Short task = Gather all lines with "watermark" from the records.

[Lines of data]
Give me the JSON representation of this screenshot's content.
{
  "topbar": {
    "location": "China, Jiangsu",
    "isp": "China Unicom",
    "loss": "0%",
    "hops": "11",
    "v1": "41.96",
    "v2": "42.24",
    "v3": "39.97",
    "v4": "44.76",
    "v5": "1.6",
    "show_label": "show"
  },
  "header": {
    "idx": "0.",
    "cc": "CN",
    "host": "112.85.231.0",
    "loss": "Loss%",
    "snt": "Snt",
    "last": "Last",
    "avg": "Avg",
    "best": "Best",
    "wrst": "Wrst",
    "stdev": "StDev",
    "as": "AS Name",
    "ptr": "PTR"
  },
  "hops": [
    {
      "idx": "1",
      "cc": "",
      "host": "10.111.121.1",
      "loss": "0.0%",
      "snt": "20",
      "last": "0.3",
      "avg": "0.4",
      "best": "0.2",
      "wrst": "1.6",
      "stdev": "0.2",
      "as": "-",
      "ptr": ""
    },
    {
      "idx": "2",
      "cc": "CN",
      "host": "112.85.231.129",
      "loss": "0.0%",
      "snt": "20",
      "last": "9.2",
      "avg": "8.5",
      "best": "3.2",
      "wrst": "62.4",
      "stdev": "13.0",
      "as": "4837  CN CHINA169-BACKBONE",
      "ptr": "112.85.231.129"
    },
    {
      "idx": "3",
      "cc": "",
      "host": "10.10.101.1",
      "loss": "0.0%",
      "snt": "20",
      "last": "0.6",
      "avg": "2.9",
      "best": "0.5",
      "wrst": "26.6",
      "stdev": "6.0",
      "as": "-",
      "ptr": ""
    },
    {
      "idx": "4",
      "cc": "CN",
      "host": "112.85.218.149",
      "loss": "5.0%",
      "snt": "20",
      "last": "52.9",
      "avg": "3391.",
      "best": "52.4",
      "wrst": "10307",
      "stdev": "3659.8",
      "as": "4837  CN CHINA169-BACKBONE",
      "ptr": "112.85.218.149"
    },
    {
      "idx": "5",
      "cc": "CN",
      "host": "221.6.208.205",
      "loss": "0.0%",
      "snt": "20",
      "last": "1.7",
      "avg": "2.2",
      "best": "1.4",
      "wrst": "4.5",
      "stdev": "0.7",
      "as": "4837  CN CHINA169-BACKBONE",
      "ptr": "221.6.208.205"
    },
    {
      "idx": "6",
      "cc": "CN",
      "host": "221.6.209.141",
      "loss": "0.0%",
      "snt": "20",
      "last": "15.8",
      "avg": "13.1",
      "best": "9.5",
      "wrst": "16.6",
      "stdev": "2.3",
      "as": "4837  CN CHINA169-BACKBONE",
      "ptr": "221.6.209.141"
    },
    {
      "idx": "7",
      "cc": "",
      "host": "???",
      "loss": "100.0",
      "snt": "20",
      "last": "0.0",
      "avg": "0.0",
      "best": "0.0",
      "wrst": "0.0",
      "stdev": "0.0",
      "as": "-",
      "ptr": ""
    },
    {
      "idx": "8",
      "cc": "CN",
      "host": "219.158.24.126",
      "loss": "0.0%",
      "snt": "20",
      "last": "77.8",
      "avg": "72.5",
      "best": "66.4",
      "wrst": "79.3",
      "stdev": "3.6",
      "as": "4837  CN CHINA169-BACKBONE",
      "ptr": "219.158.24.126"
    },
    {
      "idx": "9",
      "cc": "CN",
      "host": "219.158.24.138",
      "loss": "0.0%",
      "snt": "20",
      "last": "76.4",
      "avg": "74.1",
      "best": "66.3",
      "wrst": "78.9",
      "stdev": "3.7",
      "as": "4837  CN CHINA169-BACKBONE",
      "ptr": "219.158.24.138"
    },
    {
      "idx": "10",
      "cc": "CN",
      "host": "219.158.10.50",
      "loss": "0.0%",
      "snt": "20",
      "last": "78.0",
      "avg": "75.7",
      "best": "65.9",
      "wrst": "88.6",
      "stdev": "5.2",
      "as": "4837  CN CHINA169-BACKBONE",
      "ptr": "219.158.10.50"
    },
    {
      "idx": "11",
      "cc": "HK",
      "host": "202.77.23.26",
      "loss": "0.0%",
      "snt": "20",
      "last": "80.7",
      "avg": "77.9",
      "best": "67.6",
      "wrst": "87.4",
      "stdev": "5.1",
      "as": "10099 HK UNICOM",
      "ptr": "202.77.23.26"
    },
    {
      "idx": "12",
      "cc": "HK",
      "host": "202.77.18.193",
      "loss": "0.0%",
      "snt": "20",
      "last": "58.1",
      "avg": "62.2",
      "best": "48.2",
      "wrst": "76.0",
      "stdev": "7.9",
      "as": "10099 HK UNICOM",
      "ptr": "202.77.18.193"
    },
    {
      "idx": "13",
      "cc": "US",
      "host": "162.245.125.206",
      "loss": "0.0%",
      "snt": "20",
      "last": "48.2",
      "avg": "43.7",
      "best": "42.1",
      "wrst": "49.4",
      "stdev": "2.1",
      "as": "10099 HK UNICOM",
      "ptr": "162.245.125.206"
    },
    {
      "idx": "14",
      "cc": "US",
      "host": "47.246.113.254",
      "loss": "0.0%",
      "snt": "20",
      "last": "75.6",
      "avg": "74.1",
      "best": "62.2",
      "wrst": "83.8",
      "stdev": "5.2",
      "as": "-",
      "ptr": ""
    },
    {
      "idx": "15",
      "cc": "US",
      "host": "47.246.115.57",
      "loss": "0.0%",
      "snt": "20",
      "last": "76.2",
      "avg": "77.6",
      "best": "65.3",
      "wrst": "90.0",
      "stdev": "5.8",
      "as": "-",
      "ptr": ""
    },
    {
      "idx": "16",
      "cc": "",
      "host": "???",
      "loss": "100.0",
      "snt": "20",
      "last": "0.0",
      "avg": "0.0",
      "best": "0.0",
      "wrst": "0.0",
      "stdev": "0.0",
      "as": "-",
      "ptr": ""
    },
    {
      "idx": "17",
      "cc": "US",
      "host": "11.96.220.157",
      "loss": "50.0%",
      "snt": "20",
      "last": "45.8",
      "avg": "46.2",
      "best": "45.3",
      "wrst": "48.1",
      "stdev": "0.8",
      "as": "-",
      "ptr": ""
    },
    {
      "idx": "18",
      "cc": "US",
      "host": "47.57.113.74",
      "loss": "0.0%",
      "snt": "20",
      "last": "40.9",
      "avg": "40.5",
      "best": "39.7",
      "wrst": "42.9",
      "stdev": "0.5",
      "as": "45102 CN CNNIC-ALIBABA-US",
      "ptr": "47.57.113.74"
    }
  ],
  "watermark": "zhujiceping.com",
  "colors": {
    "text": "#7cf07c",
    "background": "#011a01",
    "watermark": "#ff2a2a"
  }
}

Output for this task =
  "watermark": "zhujiceping.com",
    "watermark": "#ff2a2a"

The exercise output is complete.